» SOURCE PASSAGE:
(begin)
The above described main spar 110, front rib 130 and rear rib 150 form the cross-sectional shape of the blade 100, and such cross-section of the blade 100 is referred to as an airfoil.

The airfoil of the blade 100 has a forwardly convex shape due to the front convex portion 131 of the front rib 130, and this forms (forms) the leading edge 103 of the blade 100.

In addition, the rear side of the airfoil of the blade 100 has a protruded shape due to the rear protruded portion 151, and this forms (forms) the trailing edge 104 of the blade 100.

The airfoil of the blade 100 has approximately an upwardly convex shape due to the upper surface of the front rib 130 and the upper surface of the rear rib 150 of the main spar 110, and this forms the suction space 106 of the blade 100.

The airfoil of the blade 100 has approximately a concave shape due to the lower surface of the front rib 130 and the lower surface of the rear rib 150 of the main spar 110, and this forms the pressure space 107 of the blade 100.

The airfoil of the blade 100 may be formed in a way that the size thereof is getting smaller as it travels toward the blade tip 102.
(end)
» TASKS TO COMPLETE:
**1)** From the passage on the blade airfoil, list every part of the blade that the text says is formed by a shape of the airfoil, with its reference number.
**2)** Repeat the passage on the blade airfoil, everything from "In addition, the" down to "blade tip 102.".

Part of a data file
(begin)
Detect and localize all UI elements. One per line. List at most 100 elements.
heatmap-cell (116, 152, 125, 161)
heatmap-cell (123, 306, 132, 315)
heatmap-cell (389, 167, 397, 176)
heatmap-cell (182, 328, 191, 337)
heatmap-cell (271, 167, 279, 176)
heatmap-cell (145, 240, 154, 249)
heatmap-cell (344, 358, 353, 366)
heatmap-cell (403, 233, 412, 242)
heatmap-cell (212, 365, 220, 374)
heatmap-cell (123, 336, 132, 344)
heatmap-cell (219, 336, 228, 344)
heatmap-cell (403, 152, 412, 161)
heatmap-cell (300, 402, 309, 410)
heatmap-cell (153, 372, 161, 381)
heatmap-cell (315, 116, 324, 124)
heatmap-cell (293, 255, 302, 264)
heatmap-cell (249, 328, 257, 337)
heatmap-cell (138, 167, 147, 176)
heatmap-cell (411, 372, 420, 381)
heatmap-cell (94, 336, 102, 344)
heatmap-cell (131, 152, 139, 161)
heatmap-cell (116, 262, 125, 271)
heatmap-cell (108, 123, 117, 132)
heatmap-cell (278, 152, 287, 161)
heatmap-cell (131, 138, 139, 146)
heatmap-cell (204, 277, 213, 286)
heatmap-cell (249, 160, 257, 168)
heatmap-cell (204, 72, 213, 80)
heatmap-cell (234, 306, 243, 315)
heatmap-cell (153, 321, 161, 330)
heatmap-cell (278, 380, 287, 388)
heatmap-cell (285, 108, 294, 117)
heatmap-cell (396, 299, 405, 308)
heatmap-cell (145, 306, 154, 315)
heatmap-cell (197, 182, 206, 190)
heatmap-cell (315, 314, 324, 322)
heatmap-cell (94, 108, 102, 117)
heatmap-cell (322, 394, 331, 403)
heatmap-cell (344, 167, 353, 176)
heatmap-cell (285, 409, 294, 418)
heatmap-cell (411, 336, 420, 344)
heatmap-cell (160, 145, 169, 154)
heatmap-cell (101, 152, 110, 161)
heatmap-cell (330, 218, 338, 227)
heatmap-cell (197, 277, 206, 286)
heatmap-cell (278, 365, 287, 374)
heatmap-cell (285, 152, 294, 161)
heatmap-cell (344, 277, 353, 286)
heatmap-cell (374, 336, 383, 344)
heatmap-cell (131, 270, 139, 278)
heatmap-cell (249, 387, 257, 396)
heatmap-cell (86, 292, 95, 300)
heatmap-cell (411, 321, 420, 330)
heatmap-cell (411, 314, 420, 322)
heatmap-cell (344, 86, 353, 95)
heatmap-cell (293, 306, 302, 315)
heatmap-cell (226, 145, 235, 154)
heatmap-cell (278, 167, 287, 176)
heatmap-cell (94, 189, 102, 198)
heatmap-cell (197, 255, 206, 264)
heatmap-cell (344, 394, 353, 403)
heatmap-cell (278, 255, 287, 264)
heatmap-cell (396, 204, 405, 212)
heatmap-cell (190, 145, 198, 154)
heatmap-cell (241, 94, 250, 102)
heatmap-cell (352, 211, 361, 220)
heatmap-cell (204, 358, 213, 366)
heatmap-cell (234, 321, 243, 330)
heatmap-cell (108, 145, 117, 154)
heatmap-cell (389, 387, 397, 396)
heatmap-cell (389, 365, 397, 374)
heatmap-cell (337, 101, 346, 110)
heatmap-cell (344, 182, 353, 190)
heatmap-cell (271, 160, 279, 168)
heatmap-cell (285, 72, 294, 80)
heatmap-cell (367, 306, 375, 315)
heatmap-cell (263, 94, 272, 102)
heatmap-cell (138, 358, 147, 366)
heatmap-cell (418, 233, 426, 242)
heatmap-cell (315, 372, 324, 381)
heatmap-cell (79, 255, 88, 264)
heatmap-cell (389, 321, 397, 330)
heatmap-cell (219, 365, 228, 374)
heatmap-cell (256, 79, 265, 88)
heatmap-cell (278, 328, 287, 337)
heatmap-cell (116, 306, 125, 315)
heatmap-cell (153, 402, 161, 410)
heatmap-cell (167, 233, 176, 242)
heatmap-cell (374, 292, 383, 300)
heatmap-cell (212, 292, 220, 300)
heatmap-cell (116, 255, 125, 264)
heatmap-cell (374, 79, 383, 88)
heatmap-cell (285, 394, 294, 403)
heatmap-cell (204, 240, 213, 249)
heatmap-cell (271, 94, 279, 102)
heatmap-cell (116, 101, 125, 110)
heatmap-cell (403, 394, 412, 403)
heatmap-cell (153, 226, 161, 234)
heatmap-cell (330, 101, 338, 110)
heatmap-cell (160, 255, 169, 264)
(end)
(begin)
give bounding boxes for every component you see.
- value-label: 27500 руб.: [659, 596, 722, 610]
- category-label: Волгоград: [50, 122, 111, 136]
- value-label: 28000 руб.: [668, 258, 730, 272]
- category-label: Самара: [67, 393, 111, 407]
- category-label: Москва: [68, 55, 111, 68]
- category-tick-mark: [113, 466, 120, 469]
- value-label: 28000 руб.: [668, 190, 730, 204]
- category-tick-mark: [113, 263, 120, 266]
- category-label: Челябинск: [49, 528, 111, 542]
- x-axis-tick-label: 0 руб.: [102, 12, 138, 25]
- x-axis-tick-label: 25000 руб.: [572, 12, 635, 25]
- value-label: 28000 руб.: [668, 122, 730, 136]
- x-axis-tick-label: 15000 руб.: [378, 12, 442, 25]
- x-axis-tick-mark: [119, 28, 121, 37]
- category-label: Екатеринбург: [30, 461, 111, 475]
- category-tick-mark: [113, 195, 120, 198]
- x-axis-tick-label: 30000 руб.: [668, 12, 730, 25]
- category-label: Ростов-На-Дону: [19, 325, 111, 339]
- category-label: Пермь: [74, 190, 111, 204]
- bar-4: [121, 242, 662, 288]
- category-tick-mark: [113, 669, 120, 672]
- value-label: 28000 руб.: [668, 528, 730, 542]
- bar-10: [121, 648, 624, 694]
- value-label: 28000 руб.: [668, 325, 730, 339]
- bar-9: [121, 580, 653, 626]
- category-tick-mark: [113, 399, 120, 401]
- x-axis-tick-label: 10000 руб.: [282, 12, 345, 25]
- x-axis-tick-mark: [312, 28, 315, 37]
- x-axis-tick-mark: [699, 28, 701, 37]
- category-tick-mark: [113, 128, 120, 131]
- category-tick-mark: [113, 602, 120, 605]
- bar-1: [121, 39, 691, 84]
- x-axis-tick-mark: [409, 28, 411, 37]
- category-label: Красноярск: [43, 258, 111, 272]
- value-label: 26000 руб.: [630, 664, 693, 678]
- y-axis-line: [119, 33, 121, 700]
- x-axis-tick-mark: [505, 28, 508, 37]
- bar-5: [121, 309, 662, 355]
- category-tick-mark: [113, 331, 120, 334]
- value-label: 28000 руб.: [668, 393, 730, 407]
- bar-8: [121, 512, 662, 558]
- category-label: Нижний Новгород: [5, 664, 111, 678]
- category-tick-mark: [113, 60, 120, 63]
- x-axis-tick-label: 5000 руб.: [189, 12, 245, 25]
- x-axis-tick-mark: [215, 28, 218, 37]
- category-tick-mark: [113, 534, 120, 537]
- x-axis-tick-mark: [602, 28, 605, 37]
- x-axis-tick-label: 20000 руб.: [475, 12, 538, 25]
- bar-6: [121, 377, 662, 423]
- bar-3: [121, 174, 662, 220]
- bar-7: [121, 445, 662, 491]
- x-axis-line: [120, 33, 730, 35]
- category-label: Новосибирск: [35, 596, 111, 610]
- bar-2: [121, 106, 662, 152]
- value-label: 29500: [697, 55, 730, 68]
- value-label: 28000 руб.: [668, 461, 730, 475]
(end)
» CORRECT ANSWERS:
**1)**
- Leading edge 103
- Trailing edge 104
- Suction space 106
- Pressure space 107

**2)**
In addition, the rear side of the airfoil of the blade 100 has a protruded shape due to the rear protruded portion 151, and this forms (forms) the trailing edge 104 of the blade 100.

The airfoil of the blade 100 has approximately an upwardly convex shape due to the upper surface of the front rib 130 and the upper surface of the rear rib 150 of the main spar 110, and this forms the suction space 106 of the blade 100.

The airfoil of the blade 100 has approximately a concave shape due to the lower surface of the front rib 130 and the lower surface of the rear rib 150 of the main spar 110, and this forms the pressure space 107 of the blade 100.

The airfoil of the blade 100 may be formed in a way that the size thereof is getting smaller as it travels toward the blade tip 102.